Exercise goal: Identify all lines below that hold "valid" and collect them.
*** Material provided ***
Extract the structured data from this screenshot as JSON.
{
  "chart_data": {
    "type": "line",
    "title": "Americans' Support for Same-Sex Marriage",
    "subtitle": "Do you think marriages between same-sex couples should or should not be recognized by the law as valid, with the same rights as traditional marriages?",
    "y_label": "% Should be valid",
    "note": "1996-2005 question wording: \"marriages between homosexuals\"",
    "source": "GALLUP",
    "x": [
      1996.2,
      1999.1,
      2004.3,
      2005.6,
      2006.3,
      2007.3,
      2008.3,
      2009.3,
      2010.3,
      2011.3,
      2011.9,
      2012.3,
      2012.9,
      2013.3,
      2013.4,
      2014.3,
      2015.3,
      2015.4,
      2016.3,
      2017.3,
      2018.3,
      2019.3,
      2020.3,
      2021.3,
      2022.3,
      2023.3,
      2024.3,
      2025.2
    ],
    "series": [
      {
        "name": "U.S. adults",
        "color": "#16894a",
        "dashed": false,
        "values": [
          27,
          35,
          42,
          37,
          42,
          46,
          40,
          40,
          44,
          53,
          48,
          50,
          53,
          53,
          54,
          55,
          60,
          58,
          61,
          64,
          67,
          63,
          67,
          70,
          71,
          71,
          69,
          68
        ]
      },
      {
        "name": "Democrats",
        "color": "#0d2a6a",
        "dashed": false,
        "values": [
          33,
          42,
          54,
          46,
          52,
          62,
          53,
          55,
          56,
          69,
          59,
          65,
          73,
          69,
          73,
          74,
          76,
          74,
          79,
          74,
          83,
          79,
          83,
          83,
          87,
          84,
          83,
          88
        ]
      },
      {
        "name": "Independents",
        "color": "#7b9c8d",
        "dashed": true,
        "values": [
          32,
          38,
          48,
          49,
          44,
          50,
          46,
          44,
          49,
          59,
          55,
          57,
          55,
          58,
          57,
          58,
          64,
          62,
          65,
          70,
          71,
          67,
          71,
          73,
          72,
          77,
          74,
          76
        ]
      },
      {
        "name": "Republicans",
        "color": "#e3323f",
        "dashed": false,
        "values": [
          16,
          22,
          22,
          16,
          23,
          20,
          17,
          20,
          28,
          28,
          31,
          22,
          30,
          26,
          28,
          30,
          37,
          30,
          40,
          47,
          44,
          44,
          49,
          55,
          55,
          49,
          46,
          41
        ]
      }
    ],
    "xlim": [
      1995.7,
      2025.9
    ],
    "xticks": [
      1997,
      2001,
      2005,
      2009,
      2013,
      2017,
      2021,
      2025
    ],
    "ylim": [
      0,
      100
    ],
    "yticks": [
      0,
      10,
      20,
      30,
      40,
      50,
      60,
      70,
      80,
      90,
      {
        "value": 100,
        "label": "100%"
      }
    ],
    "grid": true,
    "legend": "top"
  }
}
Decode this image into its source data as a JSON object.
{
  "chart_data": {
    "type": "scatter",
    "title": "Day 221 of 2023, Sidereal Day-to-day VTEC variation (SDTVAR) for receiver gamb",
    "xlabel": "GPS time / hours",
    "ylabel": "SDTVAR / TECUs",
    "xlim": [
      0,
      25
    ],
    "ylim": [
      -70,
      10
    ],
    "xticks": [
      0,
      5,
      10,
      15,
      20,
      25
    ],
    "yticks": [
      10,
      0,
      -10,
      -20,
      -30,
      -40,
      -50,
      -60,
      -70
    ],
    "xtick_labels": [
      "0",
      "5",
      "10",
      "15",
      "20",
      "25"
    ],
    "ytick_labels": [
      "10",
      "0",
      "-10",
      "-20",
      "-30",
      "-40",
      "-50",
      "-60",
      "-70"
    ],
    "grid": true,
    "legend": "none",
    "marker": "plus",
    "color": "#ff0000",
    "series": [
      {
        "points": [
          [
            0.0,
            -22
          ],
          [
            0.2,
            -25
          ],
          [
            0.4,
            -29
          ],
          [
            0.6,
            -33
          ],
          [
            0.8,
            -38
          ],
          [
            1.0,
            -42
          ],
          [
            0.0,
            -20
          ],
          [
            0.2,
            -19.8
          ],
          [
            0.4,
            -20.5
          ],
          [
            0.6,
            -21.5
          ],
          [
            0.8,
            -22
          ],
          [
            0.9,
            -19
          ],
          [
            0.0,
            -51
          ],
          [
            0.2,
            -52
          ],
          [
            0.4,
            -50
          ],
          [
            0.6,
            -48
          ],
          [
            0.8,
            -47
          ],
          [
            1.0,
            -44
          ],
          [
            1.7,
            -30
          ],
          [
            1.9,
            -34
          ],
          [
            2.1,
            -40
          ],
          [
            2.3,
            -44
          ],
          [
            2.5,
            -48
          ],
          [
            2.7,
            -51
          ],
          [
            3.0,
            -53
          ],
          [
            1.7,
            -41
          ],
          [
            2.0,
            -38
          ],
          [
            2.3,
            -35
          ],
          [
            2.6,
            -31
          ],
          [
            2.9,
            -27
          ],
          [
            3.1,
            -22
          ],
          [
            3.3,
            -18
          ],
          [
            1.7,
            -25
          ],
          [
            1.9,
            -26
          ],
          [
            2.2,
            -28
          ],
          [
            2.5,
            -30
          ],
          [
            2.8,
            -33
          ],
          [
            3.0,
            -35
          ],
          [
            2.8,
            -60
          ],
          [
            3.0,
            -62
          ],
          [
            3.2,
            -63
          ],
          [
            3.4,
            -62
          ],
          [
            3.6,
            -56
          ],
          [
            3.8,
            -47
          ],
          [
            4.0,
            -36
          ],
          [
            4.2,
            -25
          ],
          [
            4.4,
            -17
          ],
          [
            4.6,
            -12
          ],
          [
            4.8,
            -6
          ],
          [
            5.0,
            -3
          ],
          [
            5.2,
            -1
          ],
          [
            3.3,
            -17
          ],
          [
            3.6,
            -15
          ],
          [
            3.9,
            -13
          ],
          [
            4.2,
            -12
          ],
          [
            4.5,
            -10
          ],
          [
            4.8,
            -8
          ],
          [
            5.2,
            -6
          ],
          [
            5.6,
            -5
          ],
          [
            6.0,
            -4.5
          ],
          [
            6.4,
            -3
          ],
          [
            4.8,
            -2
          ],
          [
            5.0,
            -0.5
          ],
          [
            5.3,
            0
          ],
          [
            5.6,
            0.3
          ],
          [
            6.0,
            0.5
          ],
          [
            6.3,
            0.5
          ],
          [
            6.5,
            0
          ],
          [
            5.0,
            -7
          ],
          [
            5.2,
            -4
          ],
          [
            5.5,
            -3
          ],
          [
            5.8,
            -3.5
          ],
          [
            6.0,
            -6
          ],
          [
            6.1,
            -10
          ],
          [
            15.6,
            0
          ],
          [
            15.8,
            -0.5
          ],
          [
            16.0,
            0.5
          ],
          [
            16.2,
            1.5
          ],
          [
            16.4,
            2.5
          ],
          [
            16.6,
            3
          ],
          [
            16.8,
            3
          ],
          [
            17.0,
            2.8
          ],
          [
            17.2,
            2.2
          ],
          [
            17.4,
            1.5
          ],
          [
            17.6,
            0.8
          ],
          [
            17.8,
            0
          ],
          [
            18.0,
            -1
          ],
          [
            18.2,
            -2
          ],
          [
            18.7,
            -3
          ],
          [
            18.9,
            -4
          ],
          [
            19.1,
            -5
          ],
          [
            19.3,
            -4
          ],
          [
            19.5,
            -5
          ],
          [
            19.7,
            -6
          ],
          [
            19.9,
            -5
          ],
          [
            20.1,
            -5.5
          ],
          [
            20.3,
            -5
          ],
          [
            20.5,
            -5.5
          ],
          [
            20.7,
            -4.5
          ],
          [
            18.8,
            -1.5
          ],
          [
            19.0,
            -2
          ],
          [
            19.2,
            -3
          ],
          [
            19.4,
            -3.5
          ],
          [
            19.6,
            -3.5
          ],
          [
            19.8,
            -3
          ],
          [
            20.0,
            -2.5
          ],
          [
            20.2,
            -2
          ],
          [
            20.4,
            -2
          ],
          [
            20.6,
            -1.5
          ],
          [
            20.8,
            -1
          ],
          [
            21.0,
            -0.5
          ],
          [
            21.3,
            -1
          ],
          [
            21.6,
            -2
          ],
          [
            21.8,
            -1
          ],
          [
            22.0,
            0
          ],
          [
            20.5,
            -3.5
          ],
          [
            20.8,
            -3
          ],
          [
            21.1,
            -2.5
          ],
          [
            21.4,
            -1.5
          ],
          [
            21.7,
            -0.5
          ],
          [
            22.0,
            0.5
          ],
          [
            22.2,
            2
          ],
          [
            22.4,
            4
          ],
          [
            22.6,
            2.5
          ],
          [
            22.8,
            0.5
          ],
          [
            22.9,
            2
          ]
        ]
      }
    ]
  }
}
***
Answer in full:
    "subtitle": "Do you think marriages between same-sex couples should or should not be recognized by the law as valid, with the same rights as traditional marriages?",
    "y_label": "% Should be valid",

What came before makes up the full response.